_Material shown_.
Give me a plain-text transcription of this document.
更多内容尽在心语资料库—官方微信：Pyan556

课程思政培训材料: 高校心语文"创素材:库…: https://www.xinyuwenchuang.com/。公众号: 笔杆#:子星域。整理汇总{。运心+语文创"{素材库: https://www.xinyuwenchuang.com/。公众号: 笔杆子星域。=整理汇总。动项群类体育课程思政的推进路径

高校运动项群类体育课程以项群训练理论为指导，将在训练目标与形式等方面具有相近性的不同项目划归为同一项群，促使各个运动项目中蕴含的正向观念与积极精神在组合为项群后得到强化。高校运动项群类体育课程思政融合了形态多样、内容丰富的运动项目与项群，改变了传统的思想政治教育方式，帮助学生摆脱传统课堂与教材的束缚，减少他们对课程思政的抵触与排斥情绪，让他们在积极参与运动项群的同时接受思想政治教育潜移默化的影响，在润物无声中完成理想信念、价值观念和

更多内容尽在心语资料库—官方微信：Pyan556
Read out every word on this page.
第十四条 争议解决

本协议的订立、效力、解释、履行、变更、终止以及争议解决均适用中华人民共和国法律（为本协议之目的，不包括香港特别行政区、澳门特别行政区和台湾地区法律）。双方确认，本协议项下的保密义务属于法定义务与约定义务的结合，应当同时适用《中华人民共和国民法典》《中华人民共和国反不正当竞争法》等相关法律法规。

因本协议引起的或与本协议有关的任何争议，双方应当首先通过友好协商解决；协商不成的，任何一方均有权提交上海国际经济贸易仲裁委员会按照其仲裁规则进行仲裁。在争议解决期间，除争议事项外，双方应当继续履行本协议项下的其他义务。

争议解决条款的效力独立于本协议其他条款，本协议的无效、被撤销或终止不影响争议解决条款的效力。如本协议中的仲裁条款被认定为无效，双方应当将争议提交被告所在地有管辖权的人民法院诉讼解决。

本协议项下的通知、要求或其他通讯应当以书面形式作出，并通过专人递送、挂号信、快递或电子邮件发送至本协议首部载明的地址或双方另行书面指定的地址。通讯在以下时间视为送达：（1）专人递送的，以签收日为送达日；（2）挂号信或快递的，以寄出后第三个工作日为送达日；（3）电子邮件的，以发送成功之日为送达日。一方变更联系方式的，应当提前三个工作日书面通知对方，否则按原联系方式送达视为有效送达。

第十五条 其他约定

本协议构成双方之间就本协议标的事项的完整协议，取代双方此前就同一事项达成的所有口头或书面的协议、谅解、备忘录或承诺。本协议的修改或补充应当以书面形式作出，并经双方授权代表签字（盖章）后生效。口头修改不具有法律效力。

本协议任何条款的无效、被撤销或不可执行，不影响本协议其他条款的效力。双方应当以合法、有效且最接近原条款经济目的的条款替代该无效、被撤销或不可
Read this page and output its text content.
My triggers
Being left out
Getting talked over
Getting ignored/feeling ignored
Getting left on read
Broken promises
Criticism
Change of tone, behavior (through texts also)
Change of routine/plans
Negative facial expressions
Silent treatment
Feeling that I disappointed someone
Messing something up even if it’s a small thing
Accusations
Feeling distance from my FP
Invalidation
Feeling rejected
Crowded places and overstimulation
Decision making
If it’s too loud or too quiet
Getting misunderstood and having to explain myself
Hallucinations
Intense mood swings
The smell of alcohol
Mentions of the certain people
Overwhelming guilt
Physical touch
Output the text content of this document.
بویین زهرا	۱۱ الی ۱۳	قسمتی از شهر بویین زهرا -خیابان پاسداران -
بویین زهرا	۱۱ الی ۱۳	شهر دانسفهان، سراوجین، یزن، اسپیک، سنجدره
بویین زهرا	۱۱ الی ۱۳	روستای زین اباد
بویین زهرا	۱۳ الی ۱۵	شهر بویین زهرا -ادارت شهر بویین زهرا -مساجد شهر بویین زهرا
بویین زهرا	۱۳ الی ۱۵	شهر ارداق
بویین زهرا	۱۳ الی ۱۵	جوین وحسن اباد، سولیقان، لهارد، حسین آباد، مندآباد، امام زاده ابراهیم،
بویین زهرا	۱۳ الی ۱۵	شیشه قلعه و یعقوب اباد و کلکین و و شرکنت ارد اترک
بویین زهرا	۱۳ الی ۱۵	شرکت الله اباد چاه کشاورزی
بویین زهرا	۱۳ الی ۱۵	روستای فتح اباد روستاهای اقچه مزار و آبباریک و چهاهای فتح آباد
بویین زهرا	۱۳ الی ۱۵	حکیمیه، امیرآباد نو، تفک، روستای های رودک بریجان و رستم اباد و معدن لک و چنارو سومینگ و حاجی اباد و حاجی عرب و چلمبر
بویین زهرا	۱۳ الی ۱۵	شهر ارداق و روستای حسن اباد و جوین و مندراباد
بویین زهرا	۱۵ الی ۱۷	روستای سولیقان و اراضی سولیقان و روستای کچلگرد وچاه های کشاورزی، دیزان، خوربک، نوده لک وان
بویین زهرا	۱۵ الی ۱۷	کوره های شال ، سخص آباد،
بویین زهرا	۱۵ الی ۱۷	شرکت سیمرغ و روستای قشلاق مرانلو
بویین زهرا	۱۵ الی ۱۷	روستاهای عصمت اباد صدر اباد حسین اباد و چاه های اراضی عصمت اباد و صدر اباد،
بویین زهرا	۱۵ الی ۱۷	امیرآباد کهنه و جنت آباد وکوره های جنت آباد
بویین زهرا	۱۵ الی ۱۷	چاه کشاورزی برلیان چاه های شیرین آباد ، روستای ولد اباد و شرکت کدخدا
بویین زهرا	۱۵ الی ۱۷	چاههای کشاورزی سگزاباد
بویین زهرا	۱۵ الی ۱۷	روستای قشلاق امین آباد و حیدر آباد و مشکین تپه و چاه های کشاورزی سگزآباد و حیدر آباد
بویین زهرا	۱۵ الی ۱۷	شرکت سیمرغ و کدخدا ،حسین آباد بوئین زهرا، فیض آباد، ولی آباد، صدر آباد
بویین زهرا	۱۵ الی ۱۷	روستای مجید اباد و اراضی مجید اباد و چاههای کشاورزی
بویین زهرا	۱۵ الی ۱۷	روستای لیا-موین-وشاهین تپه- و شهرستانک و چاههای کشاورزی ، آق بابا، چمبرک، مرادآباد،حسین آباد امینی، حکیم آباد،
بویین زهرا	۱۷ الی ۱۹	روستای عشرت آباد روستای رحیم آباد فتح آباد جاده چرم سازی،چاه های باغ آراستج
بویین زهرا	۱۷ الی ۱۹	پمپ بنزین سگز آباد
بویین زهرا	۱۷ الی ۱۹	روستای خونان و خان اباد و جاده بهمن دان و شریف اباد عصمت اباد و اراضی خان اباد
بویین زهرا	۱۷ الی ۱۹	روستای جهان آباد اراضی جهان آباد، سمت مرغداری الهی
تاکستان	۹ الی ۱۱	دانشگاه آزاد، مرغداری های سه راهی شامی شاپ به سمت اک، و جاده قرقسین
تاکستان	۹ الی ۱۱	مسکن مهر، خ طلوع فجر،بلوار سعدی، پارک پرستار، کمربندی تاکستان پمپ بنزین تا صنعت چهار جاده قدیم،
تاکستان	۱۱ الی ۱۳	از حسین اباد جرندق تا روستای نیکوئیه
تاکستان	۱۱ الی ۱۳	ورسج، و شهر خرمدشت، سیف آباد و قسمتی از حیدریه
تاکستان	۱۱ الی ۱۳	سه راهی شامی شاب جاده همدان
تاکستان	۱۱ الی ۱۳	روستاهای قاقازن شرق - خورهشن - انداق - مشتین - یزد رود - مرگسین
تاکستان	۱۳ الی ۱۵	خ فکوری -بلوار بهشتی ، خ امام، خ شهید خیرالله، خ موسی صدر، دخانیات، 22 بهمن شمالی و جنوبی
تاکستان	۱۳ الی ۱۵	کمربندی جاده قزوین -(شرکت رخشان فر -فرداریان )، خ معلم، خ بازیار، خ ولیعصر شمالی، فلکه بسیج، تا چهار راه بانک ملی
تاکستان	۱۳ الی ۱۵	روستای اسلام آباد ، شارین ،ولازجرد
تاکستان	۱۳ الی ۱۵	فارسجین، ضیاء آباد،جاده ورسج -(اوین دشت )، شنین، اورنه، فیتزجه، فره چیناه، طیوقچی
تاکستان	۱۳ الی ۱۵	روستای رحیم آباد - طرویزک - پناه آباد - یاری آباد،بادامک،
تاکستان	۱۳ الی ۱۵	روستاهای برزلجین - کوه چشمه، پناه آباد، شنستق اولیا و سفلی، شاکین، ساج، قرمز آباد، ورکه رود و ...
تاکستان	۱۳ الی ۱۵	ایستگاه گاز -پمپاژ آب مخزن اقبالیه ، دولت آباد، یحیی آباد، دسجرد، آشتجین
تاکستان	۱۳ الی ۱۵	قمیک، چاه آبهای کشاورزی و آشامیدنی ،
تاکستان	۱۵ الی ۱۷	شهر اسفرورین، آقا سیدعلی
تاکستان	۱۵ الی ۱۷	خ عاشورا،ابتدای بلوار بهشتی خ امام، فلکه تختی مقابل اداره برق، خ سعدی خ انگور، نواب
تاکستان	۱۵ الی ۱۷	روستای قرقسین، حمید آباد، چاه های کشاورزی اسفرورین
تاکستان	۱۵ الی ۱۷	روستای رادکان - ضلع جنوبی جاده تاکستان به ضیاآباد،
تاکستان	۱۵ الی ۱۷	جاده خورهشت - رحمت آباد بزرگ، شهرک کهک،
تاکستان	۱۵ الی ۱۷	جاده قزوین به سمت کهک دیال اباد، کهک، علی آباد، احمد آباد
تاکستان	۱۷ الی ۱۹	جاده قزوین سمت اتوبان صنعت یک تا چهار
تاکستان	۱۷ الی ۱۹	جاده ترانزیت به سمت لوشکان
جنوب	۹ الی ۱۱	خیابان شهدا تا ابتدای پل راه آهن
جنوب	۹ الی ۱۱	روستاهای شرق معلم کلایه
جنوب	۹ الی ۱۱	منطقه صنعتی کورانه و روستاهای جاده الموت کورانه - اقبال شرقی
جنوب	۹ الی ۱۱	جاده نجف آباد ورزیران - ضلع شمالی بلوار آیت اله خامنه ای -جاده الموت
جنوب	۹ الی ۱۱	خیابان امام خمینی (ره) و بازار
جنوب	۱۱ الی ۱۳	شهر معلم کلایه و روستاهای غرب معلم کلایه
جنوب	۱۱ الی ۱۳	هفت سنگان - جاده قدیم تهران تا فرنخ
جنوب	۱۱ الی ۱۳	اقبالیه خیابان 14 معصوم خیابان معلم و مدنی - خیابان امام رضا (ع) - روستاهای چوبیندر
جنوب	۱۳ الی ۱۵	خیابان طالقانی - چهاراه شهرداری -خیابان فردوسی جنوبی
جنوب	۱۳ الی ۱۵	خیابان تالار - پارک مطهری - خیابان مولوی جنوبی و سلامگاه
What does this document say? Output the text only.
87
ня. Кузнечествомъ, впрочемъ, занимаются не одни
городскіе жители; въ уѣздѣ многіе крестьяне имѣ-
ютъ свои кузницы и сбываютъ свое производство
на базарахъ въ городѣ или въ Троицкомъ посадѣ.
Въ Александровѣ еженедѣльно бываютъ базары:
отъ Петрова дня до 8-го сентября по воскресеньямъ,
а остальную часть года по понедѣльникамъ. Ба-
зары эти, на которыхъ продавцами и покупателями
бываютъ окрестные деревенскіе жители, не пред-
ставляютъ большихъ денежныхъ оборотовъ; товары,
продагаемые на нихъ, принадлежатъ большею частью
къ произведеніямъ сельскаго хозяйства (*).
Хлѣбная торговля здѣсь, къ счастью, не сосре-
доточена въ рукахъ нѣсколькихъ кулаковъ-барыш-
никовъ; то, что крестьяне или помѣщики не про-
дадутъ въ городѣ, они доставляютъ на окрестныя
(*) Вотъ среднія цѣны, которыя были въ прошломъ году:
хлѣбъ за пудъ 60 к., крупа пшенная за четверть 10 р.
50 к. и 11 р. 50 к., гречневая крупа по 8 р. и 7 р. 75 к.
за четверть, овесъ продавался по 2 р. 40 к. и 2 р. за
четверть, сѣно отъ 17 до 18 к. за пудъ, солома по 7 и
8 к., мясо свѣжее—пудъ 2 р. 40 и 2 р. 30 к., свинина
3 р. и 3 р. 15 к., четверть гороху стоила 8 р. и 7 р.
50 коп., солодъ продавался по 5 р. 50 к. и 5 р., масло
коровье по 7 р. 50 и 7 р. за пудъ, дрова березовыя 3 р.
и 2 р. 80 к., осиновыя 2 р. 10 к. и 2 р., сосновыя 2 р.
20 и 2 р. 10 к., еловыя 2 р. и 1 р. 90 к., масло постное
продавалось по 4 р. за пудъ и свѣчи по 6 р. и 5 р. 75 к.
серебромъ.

_Given request_. Using the listing above, pull out all lines that hold the word "جنوبی".

_Exercise solution_.
تاکستان	۱۳ الی ۱۵	خ فکوری -بلوار بهشتی ، خ امام، خ شهید خیرالله، خ موسی صدر، دخانیات، 22 بهمن شمالی و جنوبی
تاکستان	۱۵ الی ۱۷	روستای رادکان - ضلع جنوبی جاده تاکستان به ضیاآباد،
جنوب	۱۳ الی ۱۵	خیابان طالقانی - چهاراه شهرداری -خیابان فردوسی جنوبی
جنوب	۱۳ الی ۱۵	خیابان تالار - پارک مطهری - خیابان مولوی جنوبی و سلامگاه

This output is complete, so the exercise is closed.